**The problem**. Scan the records for the word "this". Copy each line that includes it.

**Items listed in a dataset**.
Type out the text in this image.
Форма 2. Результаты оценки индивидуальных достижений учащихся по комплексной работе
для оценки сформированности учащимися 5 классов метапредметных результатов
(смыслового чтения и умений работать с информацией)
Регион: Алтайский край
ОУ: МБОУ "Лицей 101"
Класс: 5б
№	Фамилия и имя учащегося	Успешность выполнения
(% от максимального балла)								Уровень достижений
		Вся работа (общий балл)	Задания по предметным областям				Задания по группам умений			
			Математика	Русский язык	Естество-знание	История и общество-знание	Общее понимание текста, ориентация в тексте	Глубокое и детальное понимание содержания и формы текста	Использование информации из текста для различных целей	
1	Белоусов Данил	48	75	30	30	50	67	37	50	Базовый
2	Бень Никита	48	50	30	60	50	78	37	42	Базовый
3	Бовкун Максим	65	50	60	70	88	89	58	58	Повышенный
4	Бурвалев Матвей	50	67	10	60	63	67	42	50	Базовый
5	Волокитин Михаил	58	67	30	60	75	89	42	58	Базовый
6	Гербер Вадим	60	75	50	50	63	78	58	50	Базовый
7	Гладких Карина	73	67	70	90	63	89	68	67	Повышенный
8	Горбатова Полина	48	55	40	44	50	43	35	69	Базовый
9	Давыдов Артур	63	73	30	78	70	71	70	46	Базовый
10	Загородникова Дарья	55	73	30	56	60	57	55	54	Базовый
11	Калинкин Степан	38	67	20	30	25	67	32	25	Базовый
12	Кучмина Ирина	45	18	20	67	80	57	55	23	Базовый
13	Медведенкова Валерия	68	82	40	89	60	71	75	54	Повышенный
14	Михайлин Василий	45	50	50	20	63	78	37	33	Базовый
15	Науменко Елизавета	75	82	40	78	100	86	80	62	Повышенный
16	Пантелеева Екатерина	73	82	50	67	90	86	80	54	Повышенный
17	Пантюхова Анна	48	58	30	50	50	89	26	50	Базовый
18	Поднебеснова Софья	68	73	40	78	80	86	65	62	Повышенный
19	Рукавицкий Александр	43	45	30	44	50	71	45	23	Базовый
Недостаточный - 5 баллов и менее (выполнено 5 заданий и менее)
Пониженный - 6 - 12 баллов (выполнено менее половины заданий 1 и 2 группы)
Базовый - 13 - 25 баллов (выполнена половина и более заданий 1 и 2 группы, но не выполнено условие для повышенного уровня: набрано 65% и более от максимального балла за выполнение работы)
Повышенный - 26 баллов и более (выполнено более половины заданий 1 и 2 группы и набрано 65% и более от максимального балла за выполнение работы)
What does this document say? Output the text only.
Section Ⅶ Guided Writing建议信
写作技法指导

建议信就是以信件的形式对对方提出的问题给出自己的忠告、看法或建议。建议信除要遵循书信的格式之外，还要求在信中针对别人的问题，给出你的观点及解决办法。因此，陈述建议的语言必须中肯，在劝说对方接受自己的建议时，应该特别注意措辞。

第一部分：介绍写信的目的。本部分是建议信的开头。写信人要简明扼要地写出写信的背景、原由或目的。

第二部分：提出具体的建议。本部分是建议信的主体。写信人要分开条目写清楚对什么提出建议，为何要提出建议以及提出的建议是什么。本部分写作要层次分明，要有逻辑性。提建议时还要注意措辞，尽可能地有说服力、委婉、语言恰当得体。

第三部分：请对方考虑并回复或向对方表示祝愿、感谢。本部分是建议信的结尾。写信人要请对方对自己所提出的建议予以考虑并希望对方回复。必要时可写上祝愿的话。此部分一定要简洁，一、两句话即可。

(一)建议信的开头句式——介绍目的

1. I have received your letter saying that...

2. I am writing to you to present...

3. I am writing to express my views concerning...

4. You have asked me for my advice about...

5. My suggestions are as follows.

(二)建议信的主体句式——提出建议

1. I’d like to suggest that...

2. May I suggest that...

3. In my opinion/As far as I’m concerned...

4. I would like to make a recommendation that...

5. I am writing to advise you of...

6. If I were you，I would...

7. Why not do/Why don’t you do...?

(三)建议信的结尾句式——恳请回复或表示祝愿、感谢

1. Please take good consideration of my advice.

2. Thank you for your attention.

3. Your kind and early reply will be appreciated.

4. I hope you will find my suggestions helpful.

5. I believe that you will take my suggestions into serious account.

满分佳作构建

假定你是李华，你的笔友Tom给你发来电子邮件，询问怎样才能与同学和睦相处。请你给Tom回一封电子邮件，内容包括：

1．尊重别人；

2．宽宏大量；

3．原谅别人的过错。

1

**Response to the task**.
Type out the text in this image.
What does this document say? Output the text only.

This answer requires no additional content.